CONSEGNA A
In quale studio fu registrato l'album citato nell'estratto su «Two Of A Mind»?
CONSEGNA B
Raccogli tutte le righe dell'elenco in cui compare la stringa "page".

ESTRATTO FORNITO
§

Paul Desmond & Gerry Mulligan – «Two Of A Mind», 1962
L’album «Two Of A Mind» fu registrato il 26 giugno, il 3 luglio e il 13 agosto del 1962, presso lo Studio A dell’RCA di New York e segnò un ritorno di fiamma tra Desmond e Mulligan, i quali, cinque anni dopo «Blues In Time», si ritrovarono nuovamente fianco a fianco. I due s’intendevano a meraviglia; intanto avevano entrambi uno spiccato senso dell’umorismo; erano auto-ironici e con la battuta facile; soprattutto si compensavano. Desmond era dotato di una marcata liricità, mentre Mulligan risultava più estroverso nelle sue progressioni sonore. Quando queste sessioni furono registrate nell’estate del 1962, Paul Desmond era stato membro del Dave Brubeck Quartet per dieci anni, componendo per il suo titolare «Take Five», il singolo jazz più venduto di tutti i tempi. Perfino i critici che avevano costantemente rigettato la musica di quel quartetto, specialmente lo stile pianistico, a volte goffo, di Brubeck, l’incorporazione di melodie folk o di sigle televisive, non negarono mai a Desmond taluni riconoscimenti.
Per molti osservatori, Paul Desmond era un talento le cui ali erano state tarpate da Brubeck, il quale aveva perfino preteso e stabilito per contratto che l’altoista non potesse apparire insieme ad altri pianisti nelle sue sessioni da solista; ciò costrinse Desmond a collaborare con altre tipologie di musicisti, da qui la fruttuosa collaborazione con il chitarrista Jim Hall. Gerry Mulligan era stato un personaggio di spicco negli ambienti jazz d’avanguardia sin dalla fine degli anni Quaranta, avendo giocato un ruolo chiave nelle sessioni di «Birth of the Cool» insieme a Miles Davis, sia come esecutore che come compositore (all’epoca non accreditato). Nel suo quartetto con Chet Baker, Chico Hamilton e Bob Whitlock, Mulligan aveva consolidato la sua fama di principale innovatore della West-Coast, dove il suo baritono sobrio si amalgamava perfettamente alla tromba elegiaca e struggente di Baker.

§

ELENCO DA ELABORARE
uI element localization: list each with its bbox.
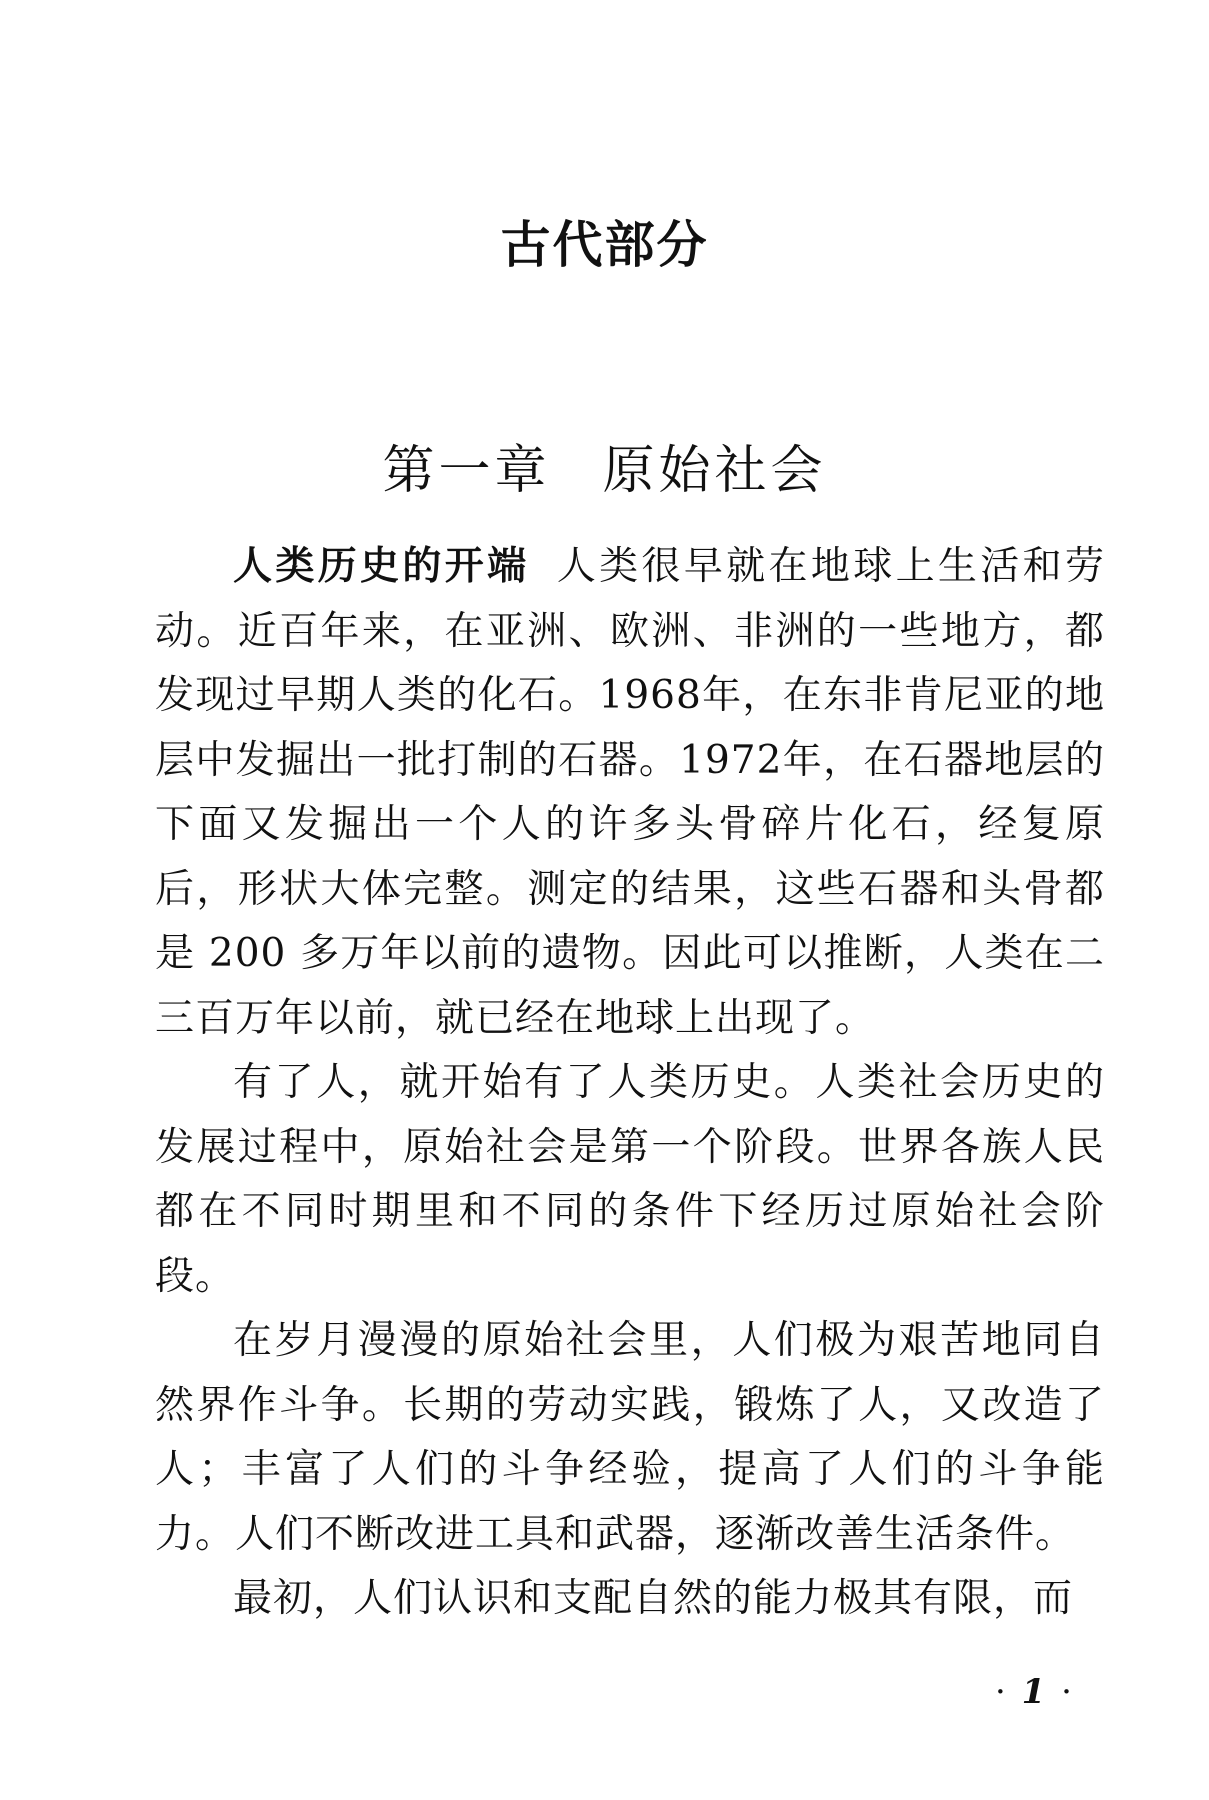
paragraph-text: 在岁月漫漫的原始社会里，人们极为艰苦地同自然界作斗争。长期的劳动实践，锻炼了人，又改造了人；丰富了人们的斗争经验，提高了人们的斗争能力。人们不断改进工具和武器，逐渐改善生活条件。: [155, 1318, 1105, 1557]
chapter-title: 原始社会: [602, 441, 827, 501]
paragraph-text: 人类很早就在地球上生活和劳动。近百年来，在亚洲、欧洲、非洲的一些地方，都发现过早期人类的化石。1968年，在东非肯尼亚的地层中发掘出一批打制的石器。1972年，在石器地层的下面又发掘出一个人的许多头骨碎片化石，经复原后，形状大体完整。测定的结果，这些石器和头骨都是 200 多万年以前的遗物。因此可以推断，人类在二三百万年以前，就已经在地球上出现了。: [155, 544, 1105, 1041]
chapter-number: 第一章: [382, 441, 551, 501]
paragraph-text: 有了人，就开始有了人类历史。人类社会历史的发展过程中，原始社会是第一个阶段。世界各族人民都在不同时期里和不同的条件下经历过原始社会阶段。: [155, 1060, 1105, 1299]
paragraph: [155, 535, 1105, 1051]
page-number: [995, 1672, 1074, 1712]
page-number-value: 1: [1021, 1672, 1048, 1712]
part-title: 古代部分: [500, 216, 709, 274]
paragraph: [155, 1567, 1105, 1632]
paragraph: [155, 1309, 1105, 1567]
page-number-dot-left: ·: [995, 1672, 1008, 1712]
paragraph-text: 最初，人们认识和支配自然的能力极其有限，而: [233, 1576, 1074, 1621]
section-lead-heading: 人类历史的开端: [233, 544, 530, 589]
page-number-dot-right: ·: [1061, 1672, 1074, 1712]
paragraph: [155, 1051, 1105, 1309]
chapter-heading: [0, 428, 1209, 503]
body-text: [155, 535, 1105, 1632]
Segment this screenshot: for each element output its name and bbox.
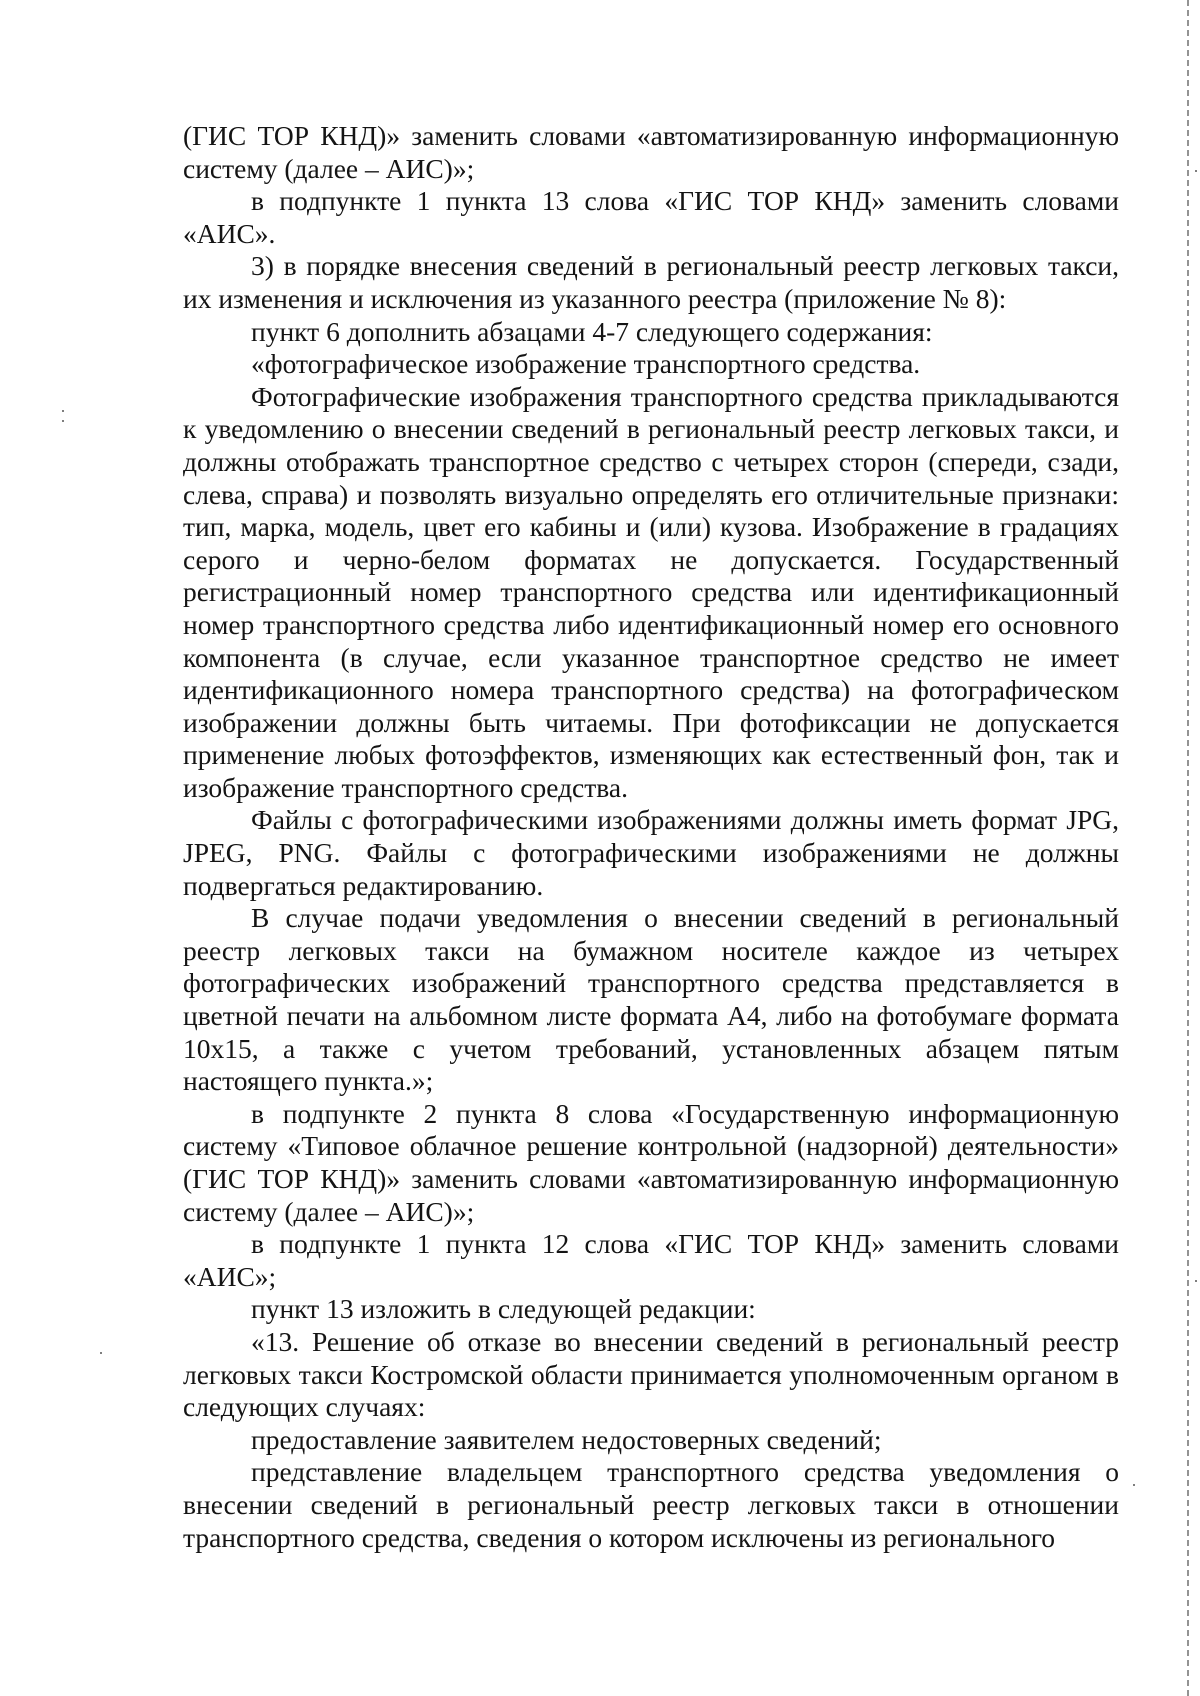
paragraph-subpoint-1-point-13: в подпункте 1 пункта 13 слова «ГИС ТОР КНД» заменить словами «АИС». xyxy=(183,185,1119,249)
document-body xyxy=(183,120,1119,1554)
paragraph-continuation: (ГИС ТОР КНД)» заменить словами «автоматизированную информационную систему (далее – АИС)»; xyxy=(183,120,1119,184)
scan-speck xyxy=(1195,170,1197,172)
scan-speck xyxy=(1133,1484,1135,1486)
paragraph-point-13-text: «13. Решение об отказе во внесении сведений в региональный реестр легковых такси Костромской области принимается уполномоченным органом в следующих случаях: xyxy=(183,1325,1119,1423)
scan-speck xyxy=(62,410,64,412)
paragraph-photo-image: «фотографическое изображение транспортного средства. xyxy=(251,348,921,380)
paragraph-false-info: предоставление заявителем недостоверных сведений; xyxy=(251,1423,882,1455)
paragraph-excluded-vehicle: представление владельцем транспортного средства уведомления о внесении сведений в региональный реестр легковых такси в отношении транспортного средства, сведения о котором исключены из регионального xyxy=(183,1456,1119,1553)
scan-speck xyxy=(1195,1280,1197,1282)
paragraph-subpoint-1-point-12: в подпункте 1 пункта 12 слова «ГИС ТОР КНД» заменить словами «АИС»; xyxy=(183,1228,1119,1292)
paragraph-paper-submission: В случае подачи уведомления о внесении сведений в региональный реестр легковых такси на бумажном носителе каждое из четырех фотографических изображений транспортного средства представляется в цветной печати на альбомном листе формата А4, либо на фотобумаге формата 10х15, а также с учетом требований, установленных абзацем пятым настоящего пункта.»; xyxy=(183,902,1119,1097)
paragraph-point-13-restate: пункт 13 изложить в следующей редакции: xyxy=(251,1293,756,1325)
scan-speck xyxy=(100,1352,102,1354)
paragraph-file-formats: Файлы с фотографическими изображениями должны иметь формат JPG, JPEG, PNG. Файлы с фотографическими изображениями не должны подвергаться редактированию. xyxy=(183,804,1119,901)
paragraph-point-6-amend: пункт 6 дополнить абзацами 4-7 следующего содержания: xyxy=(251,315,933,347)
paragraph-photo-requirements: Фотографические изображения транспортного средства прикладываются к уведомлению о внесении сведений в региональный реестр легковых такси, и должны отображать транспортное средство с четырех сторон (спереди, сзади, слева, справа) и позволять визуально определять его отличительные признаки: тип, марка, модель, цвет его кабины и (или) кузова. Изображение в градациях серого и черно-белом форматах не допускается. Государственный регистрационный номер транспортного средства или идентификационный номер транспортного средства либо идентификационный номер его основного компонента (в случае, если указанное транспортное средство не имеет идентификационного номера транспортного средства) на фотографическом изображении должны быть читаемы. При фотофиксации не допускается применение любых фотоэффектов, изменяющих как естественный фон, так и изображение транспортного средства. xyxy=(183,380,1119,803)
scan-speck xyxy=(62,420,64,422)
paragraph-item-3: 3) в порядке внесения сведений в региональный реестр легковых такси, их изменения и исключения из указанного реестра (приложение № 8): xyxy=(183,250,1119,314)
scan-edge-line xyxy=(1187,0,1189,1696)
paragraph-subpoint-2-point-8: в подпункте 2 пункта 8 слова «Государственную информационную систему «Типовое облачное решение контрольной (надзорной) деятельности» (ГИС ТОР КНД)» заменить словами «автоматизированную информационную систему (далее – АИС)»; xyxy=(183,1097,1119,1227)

§

RISPOSTA COMPLETA A
Fu registrato nello Studio A dell'RCA di New York.

RISPOSTA COMPLETA B
page-number: [995, 1672, 1074, 1712]
page-number-value: 1: [1021, 1672, 1048, 1712]
page-number-dot-left: ·: [995, 1672, 1008, 1712]
page-number-dot-right: ·: [1061, 1672, 1074, 1712]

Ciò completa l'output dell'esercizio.